REQUIRED TASK:
Restate each entry word for word, leaving nothing out.

AVAILABLE DATA:
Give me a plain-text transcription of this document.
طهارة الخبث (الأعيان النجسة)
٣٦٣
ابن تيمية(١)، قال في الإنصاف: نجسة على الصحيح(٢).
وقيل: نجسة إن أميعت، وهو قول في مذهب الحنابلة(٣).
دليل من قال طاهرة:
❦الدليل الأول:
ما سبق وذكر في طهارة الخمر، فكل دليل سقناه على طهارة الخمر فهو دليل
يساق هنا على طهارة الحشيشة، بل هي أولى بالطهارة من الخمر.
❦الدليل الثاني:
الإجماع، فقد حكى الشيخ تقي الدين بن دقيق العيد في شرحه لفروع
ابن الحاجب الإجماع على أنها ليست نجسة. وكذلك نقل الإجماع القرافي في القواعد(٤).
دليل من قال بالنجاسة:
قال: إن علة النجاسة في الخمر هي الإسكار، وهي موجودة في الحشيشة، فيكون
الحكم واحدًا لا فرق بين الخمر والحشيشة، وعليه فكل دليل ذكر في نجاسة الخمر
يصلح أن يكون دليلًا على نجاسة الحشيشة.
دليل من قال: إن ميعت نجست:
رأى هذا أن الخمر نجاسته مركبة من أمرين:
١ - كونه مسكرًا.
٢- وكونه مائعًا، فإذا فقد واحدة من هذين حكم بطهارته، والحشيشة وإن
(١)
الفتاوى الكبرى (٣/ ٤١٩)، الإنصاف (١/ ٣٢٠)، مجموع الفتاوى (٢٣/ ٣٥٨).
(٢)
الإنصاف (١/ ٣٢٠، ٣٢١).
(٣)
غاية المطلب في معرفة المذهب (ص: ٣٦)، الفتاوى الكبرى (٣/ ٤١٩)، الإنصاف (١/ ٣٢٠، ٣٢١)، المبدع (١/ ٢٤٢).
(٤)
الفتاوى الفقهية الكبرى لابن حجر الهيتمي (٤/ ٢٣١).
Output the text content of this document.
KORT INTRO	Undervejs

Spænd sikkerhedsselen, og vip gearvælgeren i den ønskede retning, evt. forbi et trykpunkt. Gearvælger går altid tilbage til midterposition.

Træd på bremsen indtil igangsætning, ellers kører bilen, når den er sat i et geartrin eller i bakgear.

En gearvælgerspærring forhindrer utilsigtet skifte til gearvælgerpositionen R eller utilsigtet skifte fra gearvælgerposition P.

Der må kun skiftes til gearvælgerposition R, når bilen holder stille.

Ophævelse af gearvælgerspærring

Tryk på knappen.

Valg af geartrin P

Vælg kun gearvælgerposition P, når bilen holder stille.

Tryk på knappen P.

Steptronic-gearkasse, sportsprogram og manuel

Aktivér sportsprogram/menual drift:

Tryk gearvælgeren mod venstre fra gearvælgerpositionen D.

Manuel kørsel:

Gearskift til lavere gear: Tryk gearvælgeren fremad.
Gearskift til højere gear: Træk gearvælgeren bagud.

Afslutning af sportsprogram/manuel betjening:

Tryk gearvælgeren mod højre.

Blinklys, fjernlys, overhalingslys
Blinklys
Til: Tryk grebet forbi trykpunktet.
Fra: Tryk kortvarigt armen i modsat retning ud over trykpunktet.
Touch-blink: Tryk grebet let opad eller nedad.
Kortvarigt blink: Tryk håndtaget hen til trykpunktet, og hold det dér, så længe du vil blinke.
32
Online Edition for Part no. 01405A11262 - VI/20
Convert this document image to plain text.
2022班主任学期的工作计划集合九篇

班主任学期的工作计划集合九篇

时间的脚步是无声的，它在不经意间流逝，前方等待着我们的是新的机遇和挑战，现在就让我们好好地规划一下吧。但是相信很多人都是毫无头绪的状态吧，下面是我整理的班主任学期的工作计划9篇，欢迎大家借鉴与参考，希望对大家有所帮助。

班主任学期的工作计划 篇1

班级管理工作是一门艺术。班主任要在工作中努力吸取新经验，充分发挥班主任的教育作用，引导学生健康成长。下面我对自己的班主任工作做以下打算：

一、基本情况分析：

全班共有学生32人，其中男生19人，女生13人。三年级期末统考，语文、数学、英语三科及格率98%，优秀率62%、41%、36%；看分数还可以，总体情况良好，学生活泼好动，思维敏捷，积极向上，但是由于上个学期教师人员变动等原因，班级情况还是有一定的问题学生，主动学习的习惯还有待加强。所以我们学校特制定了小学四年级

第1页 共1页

THE SOLUTION:
Give me a plain-text transcription of this document.
طهارة الخبث (الأعيان النجسة)
٣٦٣
ابن تيمية(١)، قال في الإنصاف: نجسة على الصحيح(٢).
وقيل: نجسة إن أميعت، وهو قول في مذهب الحنابلة(٣).
دليل من قال طاهرة:
❦الدليل الأول:
ما سبق وذكر في طهارة الخمر، فكل دليل سقناه على طهارة الخمر فهو دليل
يساق هنا على طهارة الحشيشة، بل هي أولى بالطهارة من الخمر.
❦الدليل الثاني:
الإجماع، فقد حكى الشيخ تقي الدين بن دقيق العيد في شرحه لفروع
ابن الحاجب الإجماع على أنها ليست نجسة. وكذلك نقل الإجماع القرافي في القواعد(٤).
دليل من قال بالنجاسة:
قال: إن علة النجاسة في الخمر هي الإسكار، وهي موجودة في الحشيشة، فيكون
الحكم واحدًا لا فرق بين الخمر والحشيشة، وعليه فكل دليل ذكر في نجاسة الخمر
يصلح أن يكون دليلًا على نجاسة الحشيشة.
دليل من قال: إن ميعت نجست:
رأى هذا أن الخمر نجاسته مركبة من أمرين:
١ - كونه مسكرًا.
٢- وكونه مائعًا، فإذا فقد واحدة من هذين حكم بطهارته، والحشيشة وإن
(١)
الفتاوى الكبرى (٣/ ٤١٩)، الإنصاف (١/ ٣٢٠)، مجموع الفتاوى (٢٣/ ٣٥٨).
(٢)
الإنصاف (١/ ٣٢٠، ٣٢١).
(٣)
غاية المطلب في معرفة المذهب (ص: ٣٦)، الفتاوى الكبرى (٣/ ٤١٩)، الإنصاف (١/ ٣٢٠، ٣٢١)، المبدع (١/ ٢٤٢).
(٤)
الفتاوى الفقهية الكبرى لابن حجر الهيتمي (٤/ ٢٣١).
Output the text content of this document.
KORT INTRO	Undervejs

Spænd sikkerhedsselen, og vip gearvælgeren i den ønskede retning, evt. forbi et trykpunkt. Gearvælger går altid tilbage til midterposition.

Træd på bremsen indtil igangsætning, ellers kører bilen, når den er sat i et geartrin eller i bakgear.

En gearvælgerspærring forhindrer utilsigtet skifte til gearvælgerpositionen R eller utilsigtet skifte fra gearvælgerposition P.

Der må kun skiftes til gearvælgerposition R, når bilen holder stille.

Ophævelse af gearvælgerspærring

Tryk på knappen.

Valg af geartrin P

Vælg kun gearvælgerposition P, når bilen holder stille.

Tryk på knappen P.

Steptronic-gearkasse, sportsprogram og manuel

Aktivér sportsprogram/menual drift:

Tryk gearvælgeren mod venstre fra gearvælgerpositionen D.

Manuel kørsel:

Gearskift til lavere gear: Tryk gearvælgeren fremad.
Gearskift til højere gear: Træk gearvælgeren bagud.

Afslutning af sportsprogram/manuel betjening:

Tryk gearvælgeren mod højre.

Blinklys, fjernlys, overhalingslys
Blinklys
Til: Tryk grebet forbi trykpunktet.
Fra: Tryk kortvarigt armen i modsat retning ud over trykpunktet.
Touch-blink: Tryk grebet let opad eller nedad.
Kortvarigt blink: Tryk håndtaget hen til trykpunktet, og hold det dér, så længe du vil blinke.
32
Online Edition for Part no. 01405A11262 - VI/20
Convert this document image to plain text.
2022班主任学期的工作计划集合九篇

班主任学期的工作计划集合九篇

时间的脚步是无声的，它在不经意间流逝，前方等待着我们的是新的机遇和挑战，现在就让我们好好地规划一下吧。但是相信很多人都是毫无头绪的状态吧，下面是我整理的班主任学期的工作计划9篇，欢迎大家借鉴与参考，希望对大家有所帮助。

班主任学期的工作计划 篇1

班级管理工作是一门艺术。班主任要在工作中努力吸取新经验，充分发挥班主任的教育作用，引导学生健康成长。下面我对自己的班主任工作做以下打算：

一、基本情况分析：

全班共有学生32人，其中男生19人，女生13人。三年级期末统考，语文、数学、英语三科及格率98%，优秀率62%、41%、36%；看分数还可以，总体情况良好，学生活泼好动，思维敏捷，积极向上，但是由于上个学期教师人员变动等原因，班级情况还是有一定的问题学生，主动学习的习惯还有待加强。所以我们学校特制定了小学四年级

第1页 共1页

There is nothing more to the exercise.